→ Your objective: Return all of the data exactly, with nothing left out but the pictures.
►
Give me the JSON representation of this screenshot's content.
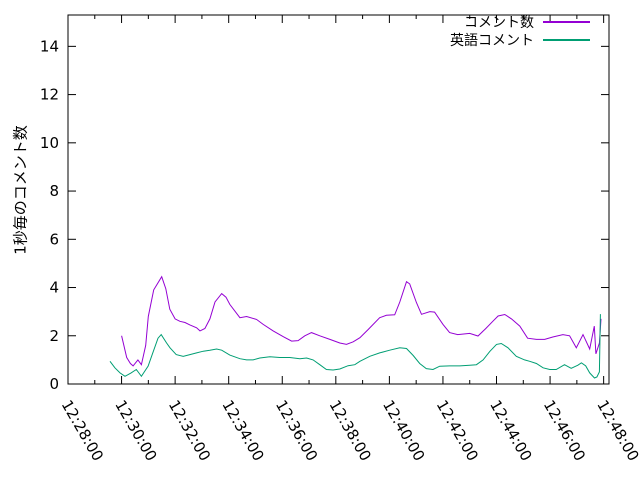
{
  "figure": {
    "background": "#ffffff",
    "axis_color": "#000000"
  },
  "chart_data": {
    "type": "line",
    "title": "",
    "xlabel": "",
    "ylabel": "1秒毎のコメント数",
    "x_unit": "minutes since 12:28:00",
    "xlim": [
      0,
      20.2
    ],
    "ylim": [
      0,
      15.3
    ],
    "grid": false,
    "legend_position": "top-right-inside",
    "y_ticks": [
      0,
      2,
      4,
      6,
      8,
      10,
      12,
      14
    ],
    "x_ticks": [
      {
        "t": 0,
        "label": "12:28:00"
      },
      {
        "t": 2,
        "label": "12:30:00"
      },
      {
        "t": 4,
        "label": "12:32:00"
      },
      {
        "t": 6,
        "label": "12:34:00"
      },
      {
        "t": 8,
        "label": "12:36:00"
      },
      {
        "t": 10,
        "label": "12:38:00"
      },
      {
        "t": 12,
        "label": "12:40:00"
      },
      {
        "t": 14,
        "label": "12:42:00"
      },
      {
        "t": 16,
        "label": "12:44:00"
      },
      {
        "t": 18,
        "label": "12:46:00"
      },
      {
        "t": 20,
        "label": "12:48:00"
      }
    ],
    "x_minor_ticks": [
      1,
      3,
      5,
      7,
      9,
      11,
      13,
      15,
      17,
      19
    ],
    "series": [
      {
        "name": "コメント数",
        "color": "#9400D3",
        "points": [
          [
            2.0,
            2.0
          ],
          [
            2.19,
            1.1
          ],
          [
            2.33,
            0.85
          ],
          [
            2.43,
            0.75
          ],
          [
            2.61,
            1.0
          ],
          [
            2.74,
            0.8
          ],
          [
            2.9,
            1.6
          ],
          [
            3.0,
            2.8
          ],
          [
            3.2,
            3.9
          ],
          [
            3.5,
            4.45
          ],
          [
            3.65,
            3.95
          ],
          [
            3.8,
            3.1
          ],
          [
            4.0,
            2.7
          ],
          [
            4.18,
            2.6
          ],
          [
            4.37,
            2.55
          ],
          [
            4.55,
            2.45
          ],
          [
            4.8,
            2.33
          ],
          [
            4.93,
            2.2
          ],
          [
            5.11,
            2.3
          ],
          [
            5.3,
            2.7
          ],
          [
            5.49,
            3.4
          ],
          [
            5.74,
            3.75
          ],
          [
            5.9,
            3.6
          ],
          [
            6.04,
            3.3
          ],
          [
            6.42,
            2.75
          ],
          [
            6.67,
            2.8
          ],
          [
            7.04,
            2.68
          ],
          [
            7.29,
            2.47
          ],
          [
            7.66,
            2.2
          ],
          [
            8.04,
            1.96
          ],
          [
            8.35,
            1.78
          ],
          [
            8.59,
            1.8
          ],
          [
            8.84,
            2.0
          ],
          [
            9.09,
            2.13
          ],
          [
            9.4,
            2.0
          ],
          [
            9.78,
            1.85
          ],
          [
            10.15,
            1.7
          ],
          [
            10.4,
            1.64
          ],
          [
            10.65,
            1.75
          ],
          [
            10.9,
            1.92
          ],
          [
            11.21,
            2.26
          ],
          [
            11.64,
            2.75
          ],
          [
            11.89,
            2.85
          ],
          [
            12.2,
            2.87
          ],
          [
            12.39,
            3.4
          ],
          [
            12.64,
            4.24
          ],
          [
            12.76,
            4.15
          ],
          [
            13.01,
            3.38
          ],
          [
            13.2,
            2.89
          ],
          [
            13.51,
            3.0
          ],
          [
            13.69,
            2.98
          ],
          [
            14.0,
            2.47
          ],
          [
            14.25,
            2.13
          ],
          [
            14.55,
            2.05
          ],
          [
            15.0,
            2.1
          ],
          [
            15.31,
            1.99
          ],
          [
            15.6,
            2.3
          ],
          [
            15.86,
            2.6
          ],
          [
            16.06,
            2.82
          ],
          [
            16.31,
            2.88
          ],
          [
            16.56,
            2.7
          ],
          [
            16.87,
            2.4
          ],
          [
            17.16,
            1.9
          ],
          [
            17.49,
            1.85
          ],
          [
            17.8,
            1.85
          ],
          [
            18.1,
            1.95
          ],
          [
            18.48,
            2.05
          ],
          [
            18.73,
            2.0
          ],
          [
            18.98,
            1.5
          ],
          [
            19.23,
            2.05
          ],
          [
            19.48,
            1.45
          ],
          [
            19.65,
            2.4
          ],
          [
            19.71,
            1.25
          ],
          [
            19.84,
            1.7
          ],
          [
            19.9,
            2.7
          ]
        ]
      },
      {
        "name": "英語コメント",
        "color": "#009E73",
        "points": [
          [
            1.57,
            0.94
          ],
          [
            1.75,
            0.67
          ],
          [
            1.94,
            0.46
          ],
          [
            2.13,
            0.32
          ],
          [
            2.35,
            0.45
          ],
          [
            2.55,
            0.6
          ],
          [
            2.74,
            0.32
          ],
          [
            2.99,
            0.74
          ],
          [
            3.17,
            1.3
          ],
          [
            3.36,
            1.9
          ],
          [
            3.48,
            2.05
          ],
          [
            3.68,
            1.7
          ],
          [
            3.81,
            1.5
          ],
          [
            4.04,
            1.22
          ],
          [
            4.3,
            1.15
          ],
          [
            4.55,
            1.22
          ],
          [
            4.8,
            1.29
          ],
          [
            5.05,
            1.36
          ],
          [
            5.3,
            1.4
          ],
          [
            5.55,
            1.45
          ],
          [
            5.74,
            1.4
          ],
          [
            6.04,
            1.2
          ],
          [
            6.42,
            1.05
          ],
          [
            6.67,
            1.0
          ],
          [
            6.91,
            1.0
          ],
          [
            7.16,
            1.08
          ],
          [
            7.54,
            1.13
          ],
          [
            7.91,
            1.1
          ],
          [
            8.28,
            1.1
          ],
          [
            8.66,
            1.05
          ],
          [
            8.91,
            1.08
          ],
          [
            9.15,
            1.0
          ],
          [
            9.4,
            0.8
          ],
          [
            9.65,
            0.6
          ],
          [
            9.9,
            0.58
          ],
          [
            10.15,
            0.62
          ],
          [
            10.46,
            0.76
          ],
          [
            10.71,
            0.8
          ],
          [
            10.9,
            0.94
          ],
          [
            11.27,
            1.15
          ],
          [
            11.64,
            1.29
          ],
          [
            12.01,
            1.4
          ],
          [
            12.39,
            1.5
          ],
          [
            12.64,
            1.47
          ],
          [
            12.89,
            1.18
          ],
          [
            13.13,
            0.85
          ],
          [
            13.38,
            0.64
          ],
          [
            13.63,
            0.6
          ],
          [
            13.88,
            0.74
          ],
          [
            14.25,
            0.75
          ],
          [
            14.63,
            0.75
          ],
          [
            15.0,
            0.78
          ],
          [
            15.25,
            0.8
          ],
          [
            15.5,
            1.0
          ],
          [
            15.75,
            1.35
          ],
          [
            16.0,
            1.64
          ],
          [
            16.18,
            1.68
          ],
          [
            16.43,
            1.5
          ],
          [
            16.74,
            1.15
          ],
          [
            17.05,
            1.0
          ],
          [
            17.24,
            0.94
          ],
          [
            17.49,
            0.85
          ],
          [
            17.74,
            0.67
          ],
          [
            17.99,
            0.6
          ],
          [
            18.23,
            0.6
          ],
          [
            18.54,
            0.8
          ],
          [
            18.79,
            0.65
          ],
          [
            19.04,
            0.78
          ],
          [
            19.17,
            0.88
          ],
          [
            19.33,
            0.75
          ],
          [
            19.48,
            0.46
          ],
          [
            19.66,
            0.25
          ],
          [
            19.75,
            0.29
          ],
          [
            19.84,
            0.5
          ],
          [
            19.88,
            2.9
          ]
        ]
      }
    ]
  }
}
◄
→ Full answer:
Give me the JSON representation of this screenshot's content.
{
  "figure": {
    "background": "#ffffff",
    "axis_color": "#000000"
  },
  "chart_data": {
    "type": "line",
    "title": "",
    "xlabel": "",
    "ylabel": "1秒毎のコメント数",
    "x_unit": "minutes since 12:28:00",
    "xlim": [
      0,
      20.2
    ],
    "ylim": [
      0,
      15.3
    ],
    "grid": false,
    "legend_position": "top-right-inside",
    "y_ticks": [
      0,
      2,
      4,
      6,
      8,
      10,
      12,
      14
    ],
    "x_ticks": [
      {
        "t": 0,
        "label": "12:28:00"
      },
      {
        "t": 2,
        "label": "12:30:00"
      },
      {
        "t": 4,
        "label": "12:32:00"
      },
      {
        "t": 6,
        "label": "12:34:00"
      },
      {
        "t": 8,
        "label": "12:36:00"
      },
      {
        "t": 10,
        "label": "12:38:00"
      },
      {
        "t": 12,
        "label": "12:40:00"
      },
      {
        "t": 14,
        "label": "12:42:00"
      },
      {
        "t": 16,
        "label": "12:44:00"
      },
      {
        "t": 18,
        "label": "12:46:00"
      },
      {
        "t": 20,
        "label": "12:48:00"
      }
    ],
    "x_minor_ticks": [
      1,
      3,
      5,
      7,
      9,
      11,
      13,
      15,
      17,
      19
    ],
    "series": [
      {
        "name": "コメント数",
        "color": "#9400D3",
        "points": [
          [
            2.0,
            2.0
          ],
          [
            2.19,
            1.1
          ],
          [
            2.33,
            0.85
          ],
          [
            2.43,
            0.75
          ],
          [
            2.61,
            1.0
          ],
          [
            2.74,
            0.8
          ],
          [
            2.9,
            1.6
          ],
          [
            3.0,
            2.8
          ],
          [
            3.2,
            3.9
          ],
          [
            3.5,
            4.45
          ],
          [
            3.65,
            3.95
          ],
          [
            3.8,
            3.1
          ],
          [
            4.0,
            2.7
          ],
          [
            4.18,
            2.6
          ],
          [
            4.37,
            2.55
          ],
          [
            4.55,
            2.45
          ],
          [
            4.8,
            2.33
          ],
          [
            4.93,
            2.2
          ],
          [
            5.11,
            2.3
          ],
          [
            5.3,
            2.7
          ],
          [
            5.49,
            3.4
          ],
          [
            5.74,
            3.75
          ],
          [
            5.9,
            3.6
          ],
          [
            6.04,
            3.3
          ],
          [
            6.42,
            2.75
          ],
          [
            6.67,
            2.8
          ],
          [
            7.04,
            2.68
          ],
          [
            7.29,
            2.47
          ],
          [
            7.66,
            2.2
          ],
          [
            8.04,
            1.96
          ],
          [
            8.35,
            1.78
          ],
          [
            8.59,
            1.8
          ],
          [
            8.84,
            2.0
          ],
          [
            9.09,
            2.13
          ],
          [
            9.4,
            2.0
          ],
          [
            9.78,
            1.85
          ],
          [
            10.15,
            1.7
          ],
          [
            10.4,
            1.64
          ],
          [
            10.65,
            1.75
          ],
          [
            10.9,
            1.92
          ],
          [
            11.21,
            2.26
          ],
          [
            11.64,
            2.75
          ],
          [
            11.89,
            2.85
          ],
          [
            12.2,
            2.87
          ],
          [
            12.39,
            3.4
          ],
          [
            12.64,
            4.24
          ],
          [
            12.76,
            4.15
          ],
          [
            13.01,
            3.38
          ],
          [
            13.2,
            2.89
          ],
          [
            13.51,
            3.0
          ],
          [
            13.69,
            2.98
          ],
          [
            14.0,
            2.47
          ],
          [
            14.25,
            2.13
          ],
          [
            14.55,
            2.05
          ],
          [
            15.0,
            2.1
          ],
          [
            15.31,
            1.99
          ],
          [
            15.6,
            2.3
          ],
          [
            15.86,
            2.6
          ],
          [
            16.06,
            2.82
          ],
          [
            16.31,
            2.88
          ],
          [
            16.56,
            2.7
          ],
          [
            16.87,
            2.4
          ],
          [
            17.16,
            1.9
          ],
          [
            17.49,
            1.85
          ],
          [
            17.8,
            1.85
          ],
          [
            18.1,
            1.95
          ],
          [
            18.48,
            2.05
          ],
          [
            18.73,
            2.0
          ],
          [
            18.98,
            1.5
          ],
          [
            19.23,
            2.05
          ],
          [
            19.48,
            1.45
          ],
          [
            19.65,
            2.4
          ],
          [
            19.71,
            1.25
          ],
          [
            19.84,
            1.7
          ],
          [
            19.9,
            2.7
          ]
        ]
      },
      {
        "name": "英語コメント",
        "color": "#009E73",
        "points": [
          [
            1.57,
            0.94
          ],
          [
            1.75,
            0.67
          ],
          [
            1.94,
            0.46
          ],
          [
            2.13,
            0.32
          ],
          [
            2.35,
            0.45
          ],
          [
            2.55,
            0.6
          ],
          [
            2.74,
            0.32
          ],
          [
            2.99,
            0.74
          ],
          [
            3.17,
            1.3
          ],
          [
            3.36,
            1.9
          ],
          [
            3.48,
            2.05
          ],
          [
            3.68,
            1.7
          ],
          [
            3.81,
            1.5
          ],
          [
            4.04,
            1.22
          ],
          [
            4.3,
            1.15
          ],
          [
            4.55,
            1.22
          ],
          [
            4.8,
            1.29
          ],
          [
            5.05,
            1.36
          ],
          [
            5.3,
            1.4
          ],
          [
            5.55,
            1.45
          ],
          [
            5.74,
            1.4
          ],
          [
            6.04,
            1.2
          ],
          [
            6.42,
            1.05
          ],
          [
            6.67,
            1.0
          ],
          [
            6.91,
            1.0
          ],
          [
            7.16,
            1.08
          ],
          [
            7.54,
            1.13
          ],
          [
            7.91,
            1.1
          ],
          [
            8.28,
            1.1
          ],
          [
            8.66,
            1.05
          ],
          [
            8.91,
            1.08
          ],
          [
            9.15,
            1.0
          ],
          [
            9.4,
            0.8
          ],
          [
            9.65,
            0.6
          ],
          [
            9.9,
            0.58
          ],
          [
            10.15,
            0.62
          ],
          [
            10.46,
            0.76
          ],
          [
            10.71,
            0.8
          ],
          [
            10.9,
            0.94
          ],
          [
            11.27,
            1.15
          ],
          [
            11.64,
            1.29
          ],
          [
            12.01,
            1.4
          ],
          [
            12.39,
            1.5
          ],
          [
            12.64,
            1.47
          ],
          [
            12.89,
            1.18
          ],
          [
            13.13,
            0.85
          ],
          [
            13.38,
            0.64
          ],
          [
            13.63,
            0.6
          ],
          [
            13.88,
            0.74
          ],
          [
            14.25,
            0.75
          ],
          [
            14.63,
            0.75
          ],
          [
            15.0,
            0.78
          ],
          [
            15.25,
            0.8
          ],
          [
            15.5,
            1.0
          ],
          [
            15.75,
            1.35
          ],
          [
            16.0,
            1.64
          ],
          [
            16.18,
            1.68
          ],
          [
            16.43,
            1.5
          ],
          [
            16.74,
            1.15
          ],
          [
            17.05,
            1.0
          ],
          [
            17.24,
            0.94
          ],
          [
            17.49,
            0.85
          ],
          [
            17.74,
            0.67
          ],
          [
            17.99,
            0.6
          ],
          [
            18.23,
            0.6
          ],
          [
            18.54,
            0.8
          ],
          [
            18.79,
            0.65
          ],
          [
            19.04,
            0.78
          ],
          [
            19.17,
            0.88
          ],
          [
            19.33,
            0.75
          ],
          [
            19.48,
            0.46
          ],
          [
            19.66,
            0.25
          ],
          [
            19.75,
            0.29
          ],
          [
            19.84,
            0.5
          ],
          [
            19.88,
            2.9
          ]
        ]
      }
    ]
  }
}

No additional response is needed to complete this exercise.